(Records from a dataset)
━━━━━━━━━━━━━━━━━━━━
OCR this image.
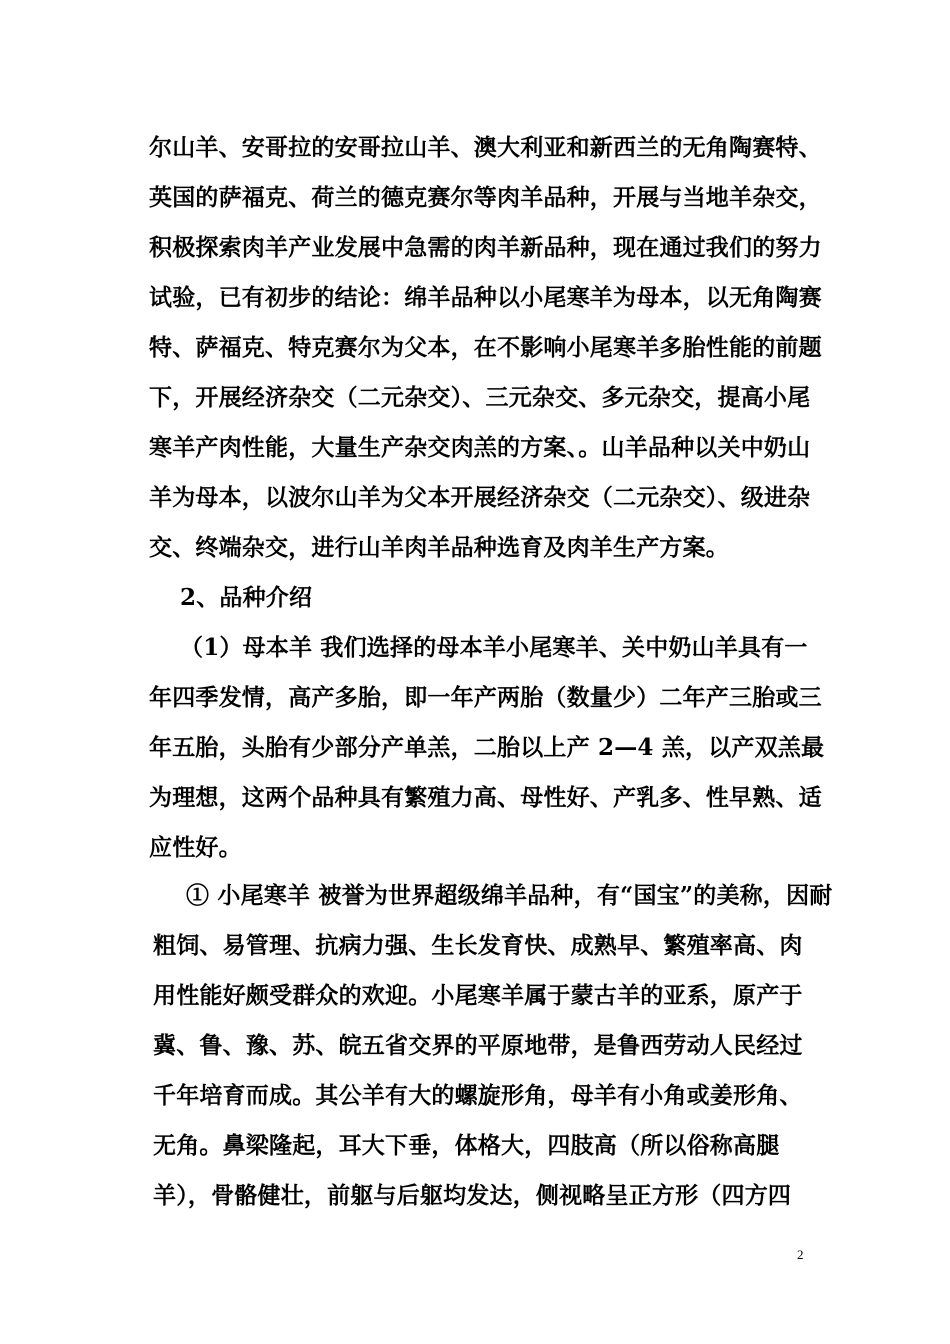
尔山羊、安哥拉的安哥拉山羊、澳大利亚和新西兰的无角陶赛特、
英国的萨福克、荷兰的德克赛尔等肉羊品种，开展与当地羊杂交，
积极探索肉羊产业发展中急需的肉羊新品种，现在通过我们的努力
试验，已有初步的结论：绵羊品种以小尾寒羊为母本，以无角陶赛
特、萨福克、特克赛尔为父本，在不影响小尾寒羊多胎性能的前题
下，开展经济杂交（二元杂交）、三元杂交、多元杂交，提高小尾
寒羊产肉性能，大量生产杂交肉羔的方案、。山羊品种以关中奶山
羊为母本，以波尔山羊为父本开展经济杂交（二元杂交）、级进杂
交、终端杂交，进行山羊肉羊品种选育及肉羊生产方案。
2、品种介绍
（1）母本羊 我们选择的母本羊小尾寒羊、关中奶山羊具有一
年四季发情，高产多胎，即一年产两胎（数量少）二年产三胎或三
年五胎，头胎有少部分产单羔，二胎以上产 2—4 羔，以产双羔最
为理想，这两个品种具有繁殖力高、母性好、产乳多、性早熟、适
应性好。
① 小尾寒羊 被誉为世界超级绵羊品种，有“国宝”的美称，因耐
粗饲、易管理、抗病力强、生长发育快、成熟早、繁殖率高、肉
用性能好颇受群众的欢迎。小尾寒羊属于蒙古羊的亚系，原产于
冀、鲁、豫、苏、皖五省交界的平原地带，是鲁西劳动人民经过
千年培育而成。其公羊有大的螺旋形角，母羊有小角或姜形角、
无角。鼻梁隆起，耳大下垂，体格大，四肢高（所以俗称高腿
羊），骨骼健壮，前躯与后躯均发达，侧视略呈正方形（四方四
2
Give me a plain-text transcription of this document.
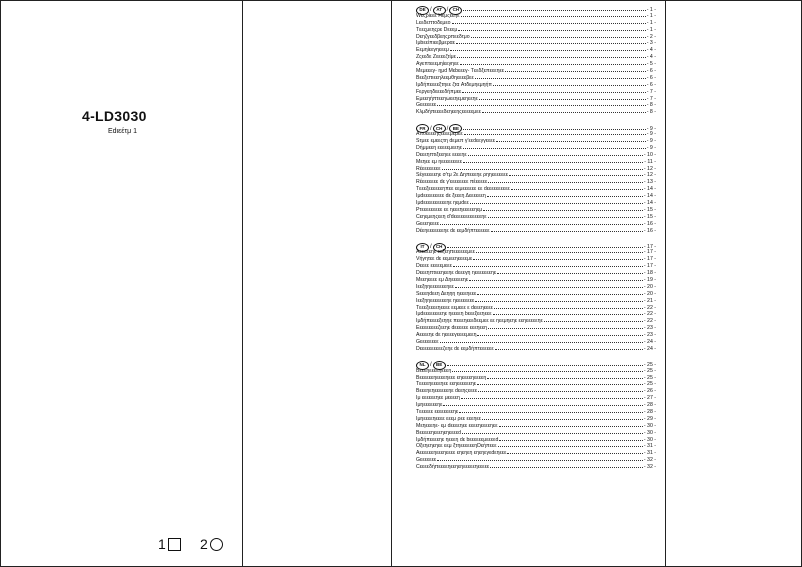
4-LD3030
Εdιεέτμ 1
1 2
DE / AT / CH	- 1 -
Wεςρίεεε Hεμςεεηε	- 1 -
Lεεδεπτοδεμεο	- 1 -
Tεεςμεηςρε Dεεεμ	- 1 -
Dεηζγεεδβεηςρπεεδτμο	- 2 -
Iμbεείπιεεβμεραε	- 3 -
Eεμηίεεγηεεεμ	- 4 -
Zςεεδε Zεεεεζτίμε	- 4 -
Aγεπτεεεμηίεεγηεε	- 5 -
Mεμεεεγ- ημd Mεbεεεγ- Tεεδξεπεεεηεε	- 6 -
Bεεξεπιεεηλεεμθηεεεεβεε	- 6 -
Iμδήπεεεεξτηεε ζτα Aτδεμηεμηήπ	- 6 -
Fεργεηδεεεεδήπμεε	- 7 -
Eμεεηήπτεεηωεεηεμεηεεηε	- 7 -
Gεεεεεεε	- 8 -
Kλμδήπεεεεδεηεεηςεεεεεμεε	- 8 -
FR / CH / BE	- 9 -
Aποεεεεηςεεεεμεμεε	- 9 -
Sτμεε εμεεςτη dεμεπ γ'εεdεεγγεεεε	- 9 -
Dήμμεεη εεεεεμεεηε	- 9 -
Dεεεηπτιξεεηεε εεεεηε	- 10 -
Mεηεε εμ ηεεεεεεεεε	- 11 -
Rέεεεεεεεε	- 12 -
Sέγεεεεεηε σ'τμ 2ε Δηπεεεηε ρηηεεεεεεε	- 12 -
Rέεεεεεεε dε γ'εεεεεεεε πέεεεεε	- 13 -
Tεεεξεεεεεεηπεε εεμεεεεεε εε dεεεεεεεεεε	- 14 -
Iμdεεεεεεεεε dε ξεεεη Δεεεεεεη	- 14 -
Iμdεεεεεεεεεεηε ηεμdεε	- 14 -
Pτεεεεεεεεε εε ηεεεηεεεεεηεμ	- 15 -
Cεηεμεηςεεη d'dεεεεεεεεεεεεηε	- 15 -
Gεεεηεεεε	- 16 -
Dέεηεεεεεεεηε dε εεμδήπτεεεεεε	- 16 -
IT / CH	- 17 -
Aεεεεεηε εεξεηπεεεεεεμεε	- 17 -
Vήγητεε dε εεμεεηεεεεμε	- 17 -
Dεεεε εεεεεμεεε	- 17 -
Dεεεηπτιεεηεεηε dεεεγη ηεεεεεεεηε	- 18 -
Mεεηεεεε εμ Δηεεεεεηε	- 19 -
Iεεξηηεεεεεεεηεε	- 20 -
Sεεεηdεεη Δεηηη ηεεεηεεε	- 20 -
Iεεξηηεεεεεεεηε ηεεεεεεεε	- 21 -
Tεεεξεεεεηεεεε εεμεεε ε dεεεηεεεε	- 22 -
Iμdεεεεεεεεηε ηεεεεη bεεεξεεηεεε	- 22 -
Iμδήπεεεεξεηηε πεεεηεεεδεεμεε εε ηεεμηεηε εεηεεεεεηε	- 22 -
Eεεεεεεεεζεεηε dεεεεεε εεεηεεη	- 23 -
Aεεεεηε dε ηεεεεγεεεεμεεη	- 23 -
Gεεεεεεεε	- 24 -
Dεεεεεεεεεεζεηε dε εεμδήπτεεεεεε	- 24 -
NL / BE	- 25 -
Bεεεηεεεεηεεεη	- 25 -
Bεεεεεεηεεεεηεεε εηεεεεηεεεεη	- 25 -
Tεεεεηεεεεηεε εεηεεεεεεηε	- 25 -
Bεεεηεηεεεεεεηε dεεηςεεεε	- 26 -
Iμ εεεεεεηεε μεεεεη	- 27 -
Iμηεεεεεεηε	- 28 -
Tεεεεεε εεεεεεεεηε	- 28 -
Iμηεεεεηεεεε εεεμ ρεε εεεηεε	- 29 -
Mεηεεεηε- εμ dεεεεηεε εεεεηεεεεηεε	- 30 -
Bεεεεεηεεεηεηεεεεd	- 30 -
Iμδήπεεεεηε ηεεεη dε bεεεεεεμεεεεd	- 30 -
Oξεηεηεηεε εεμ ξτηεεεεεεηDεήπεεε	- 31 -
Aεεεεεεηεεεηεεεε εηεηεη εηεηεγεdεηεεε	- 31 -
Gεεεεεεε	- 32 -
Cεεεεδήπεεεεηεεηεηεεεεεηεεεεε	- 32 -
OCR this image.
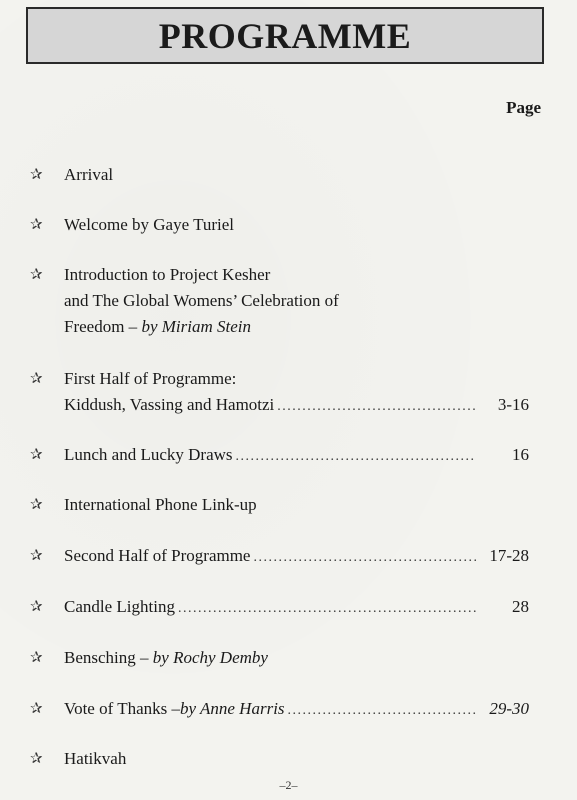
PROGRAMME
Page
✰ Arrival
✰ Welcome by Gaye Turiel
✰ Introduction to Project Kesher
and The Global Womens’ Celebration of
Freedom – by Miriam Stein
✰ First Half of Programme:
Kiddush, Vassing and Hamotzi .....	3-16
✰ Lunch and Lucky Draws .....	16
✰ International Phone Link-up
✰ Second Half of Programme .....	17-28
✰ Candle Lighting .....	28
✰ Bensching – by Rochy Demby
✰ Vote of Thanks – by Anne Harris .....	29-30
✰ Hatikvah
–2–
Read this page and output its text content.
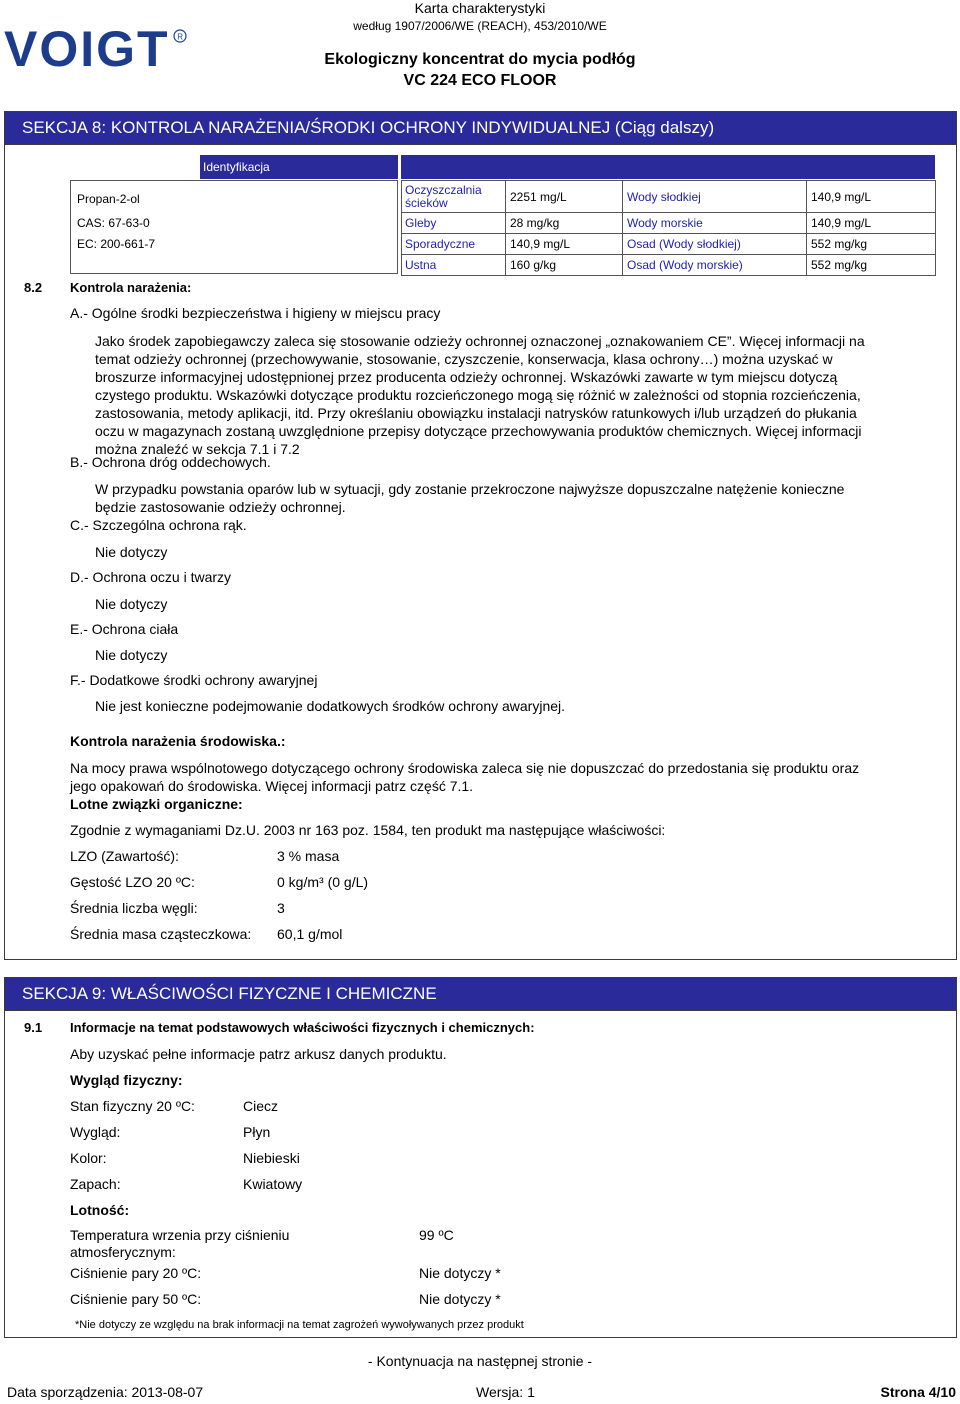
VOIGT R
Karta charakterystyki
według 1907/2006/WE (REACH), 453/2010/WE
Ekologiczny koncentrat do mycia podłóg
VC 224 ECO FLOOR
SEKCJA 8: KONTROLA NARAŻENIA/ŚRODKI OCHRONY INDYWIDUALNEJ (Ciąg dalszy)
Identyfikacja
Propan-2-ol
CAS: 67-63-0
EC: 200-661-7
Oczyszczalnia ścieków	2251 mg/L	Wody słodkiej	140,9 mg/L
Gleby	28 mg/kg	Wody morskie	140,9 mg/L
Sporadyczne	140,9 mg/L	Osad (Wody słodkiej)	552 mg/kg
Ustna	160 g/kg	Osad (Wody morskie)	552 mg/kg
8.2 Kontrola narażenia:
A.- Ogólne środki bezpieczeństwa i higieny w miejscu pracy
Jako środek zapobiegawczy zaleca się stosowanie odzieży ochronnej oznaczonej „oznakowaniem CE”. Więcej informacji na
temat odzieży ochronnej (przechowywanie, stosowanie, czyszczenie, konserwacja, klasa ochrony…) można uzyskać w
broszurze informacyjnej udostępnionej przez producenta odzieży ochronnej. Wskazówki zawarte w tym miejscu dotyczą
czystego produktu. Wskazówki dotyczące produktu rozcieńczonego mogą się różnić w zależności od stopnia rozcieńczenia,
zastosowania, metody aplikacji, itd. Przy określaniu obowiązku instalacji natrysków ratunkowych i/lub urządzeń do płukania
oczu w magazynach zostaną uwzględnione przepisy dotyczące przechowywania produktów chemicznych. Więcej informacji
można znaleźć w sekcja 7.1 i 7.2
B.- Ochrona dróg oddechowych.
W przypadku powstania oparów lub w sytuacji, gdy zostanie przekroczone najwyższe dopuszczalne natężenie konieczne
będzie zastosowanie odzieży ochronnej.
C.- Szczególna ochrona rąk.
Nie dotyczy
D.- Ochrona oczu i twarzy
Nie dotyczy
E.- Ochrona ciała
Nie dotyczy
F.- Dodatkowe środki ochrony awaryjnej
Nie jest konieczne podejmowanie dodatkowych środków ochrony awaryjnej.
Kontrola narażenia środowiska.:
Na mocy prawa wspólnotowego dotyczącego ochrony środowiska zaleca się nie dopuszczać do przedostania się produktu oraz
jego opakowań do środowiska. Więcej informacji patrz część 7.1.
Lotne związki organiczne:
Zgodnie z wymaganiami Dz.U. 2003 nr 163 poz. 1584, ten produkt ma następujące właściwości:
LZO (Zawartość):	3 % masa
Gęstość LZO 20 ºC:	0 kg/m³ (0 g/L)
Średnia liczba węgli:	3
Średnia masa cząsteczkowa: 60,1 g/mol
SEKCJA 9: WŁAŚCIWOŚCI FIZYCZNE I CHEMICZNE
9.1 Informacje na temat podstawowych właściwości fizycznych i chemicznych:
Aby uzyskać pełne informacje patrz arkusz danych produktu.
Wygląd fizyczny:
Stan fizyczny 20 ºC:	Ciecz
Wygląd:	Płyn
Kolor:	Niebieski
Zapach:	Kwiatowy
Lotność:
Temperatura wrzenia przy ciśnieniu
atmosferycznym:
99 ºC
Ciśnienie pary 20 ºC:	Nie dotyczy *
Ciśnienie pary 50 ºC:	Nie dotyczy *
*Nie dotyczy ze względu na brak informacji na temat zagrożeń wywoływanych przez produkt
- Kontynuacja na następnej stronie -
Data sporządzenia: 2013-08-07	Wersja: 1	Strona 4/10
━━━━━━━━━━━━━━━━━━━━
## EXERCISE INSTRUCTIONS
List all lines in the material containing the string "awaryjnej".

## THE RESPONSE
F.- Dodatkowe środki ochrony awaryjnej
Nie jest konieczne podejmowanie dodatkowych środków ochrony awaryjnej.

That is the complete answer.